§ **What you need to do**
Will you transcribe all the entries word for word, skipping the pictures they hold?

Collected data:
[START]

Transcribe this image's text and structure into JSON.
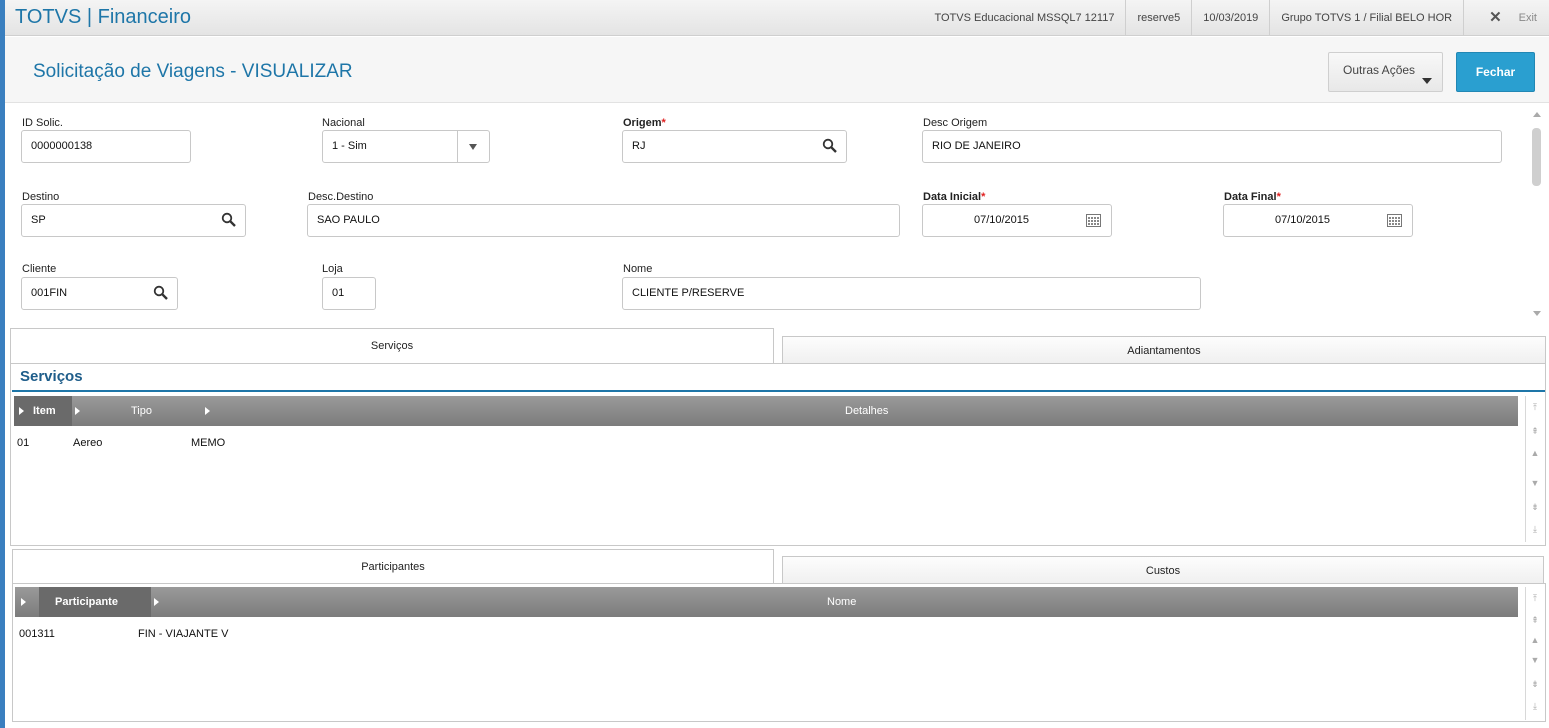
{
  "topbar": {
    "app_title": "TOTVS | Financeiro",
    "environment": "TOTVS Educacional MSSQL7 12117",
    "user": "reserve5",
    "date": "10/03/2019",
    "company": "Grupo TOTVS 1 / Filial BELO HOR",
    "exit_label": "Exit"
  },
  "header": {
    "title": "Solicitação de Viagens - VISUALIZAR",
    "other_actions_label": "Outras Ações",
    "close_label": "Fechar"
  },
  "form": {
    "id_solic": {
      "label": "ID Solic.",
      "value": "0000000138"
    },
    "nacional": {
      "label": "Nacional",
      "value": "1 - Sim"
    },
    "origem": {
      "label": "Origem",
      "required_mark": "*",
      "value": "RJ"
    },
    "desc_origem": {
      "label": "Desc Origem",
      "value": "RIO DE JANEIRO"
    },
    "destino": {
      "label": "Destino",
      "value": "SP"
    },
    "desc_destino": {
      "label": "Desc.Destino",
      "value": "SAO PAULO"
    },
    "data_inicial": {
      "label": "Data Inicial",
      "required_mark": "*",
      "value": "07/10/2015"
    },
    "data_final": {
      "label": "Data Final",
      "required_mark": "*",
      "value": "07/10/2015"
    },
    "cliente": {
      "label": "Cliente",
      "value": "001FIN"
    },
    "loja": {
      "label": "Loja",
      "value": "01"
    },
    "nome": {
      "label": "Nome",
      "value": "CLIENTE P/RESERVE"
    }
  },
  "tabs_top": [
    "Serviços",
    "Adiantamentos"
  ],
  "services": {
    "section_title": "Serviços",
    "columns": [
      "Item",
      "Tipo",
      "Detalhes"
    ],
    "rows": [
      {
        "item": "01",
        "tipo": "Aereo",
        "detalhes": "MEMO"
      }
    ]
  },
  "tabs_bottom": [
    "Participantes",
    "Custos"
  ],
  "participants": {
    "columns": [
      "Participante",
      "Nome"
    ],
    "rows": [
      {
        "participante": "001311",
        "nome": "FIN - VIAJANTE V"
      }
    ]
  },
  "colors": {
    "accent": "#1e76a8",
    "primary_button": "#2a9fd0",
    "required": "#e02020",
    "grid_header": "#8a8a8a"
  }
}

[END]

§ **Solution to this task**
Transcribe this image's text and structure into JSON.
{
  "topbar": {
    "app_title": "TOTVS | Financeiro",
    "environment": "TOTVS Educacional MSSQL7 12117",
    "user": "reserve5",
    "date": "10/03/2019",
    "company": "Grupo TOTVS 1 / Filial BELO HOR",
    "exit_label": "Exit"
  },
  "header": {
    "title": "Solicitação de Viagens - VISUALIZAR",
    "other_actions_label": "Outras Ações",
    "close_label": "Fechar"
  },
  "form": {
    "id_solic": {
      "label": "ID Solic.",
      "value": "0000000138"
    },
    "nacional": {
      "label": "Nacional",
      "value": "1 - Sim"
    },
    "origem": {
      "label": "Origem",
      "required_mark": "*",
      "value": "RJ"
    },
    "desc_origem": {
      "label": "Desc Origem",
      "value": "RIO DE JANEIRO"
    },
    "destino": {
      "label": "Destino",
      "value": "SP"
    },
    "desc_destino": {
      "label": "Desc.Destino",
      "value": "SAO PAULO"
    },
    "data_inicial": {
      "label": "Data Inicial",
      "required_mark": "*",
      "value": "07/10/2015"
    },
    "data_final": {
      "label": "Data Final",
      "required_mark": "*",
      "value": "07/10/2015"
    },
    "cliente": {
      "label": "Cliente",
      "value": "001FIN"
    },
    "loja": {
      "label": "Loja",
      "value": "01"
    },
    "nome": {
      "label": "Nome",
      "value": "CLIENTE P/RESERVE"
    }
  },
  "tabs_top": [
    "Serviços",
    "Adiantamentos"
  ],
  "services": {
    "section_title": "Serviços",
    "columns": [
      "Item",
      "Tipo",
      "Detalhes"
    ],
    "rows": [
      {
        "item": "01",
        "tipo": "Aereo",
        "detalhes": "MEMO"
      }
    ]
  },
  "tabs_bottom": [
    "Participantes",
    "Custos"
  ],
  "participants": {
    "columns": [
      "Participante",
      "Nome"
    ],
    "rows": [
      {
        "participante": "001311",
        "nome": "FIN - VIAJANTE V"
      }
    ]
  },
  "colors": {
    "accent": "#1e76a8",
    "primary_button": "#2a9fd0",
    "required": "#e02020",
    "grid_header": "#8a8a8a"
  }
}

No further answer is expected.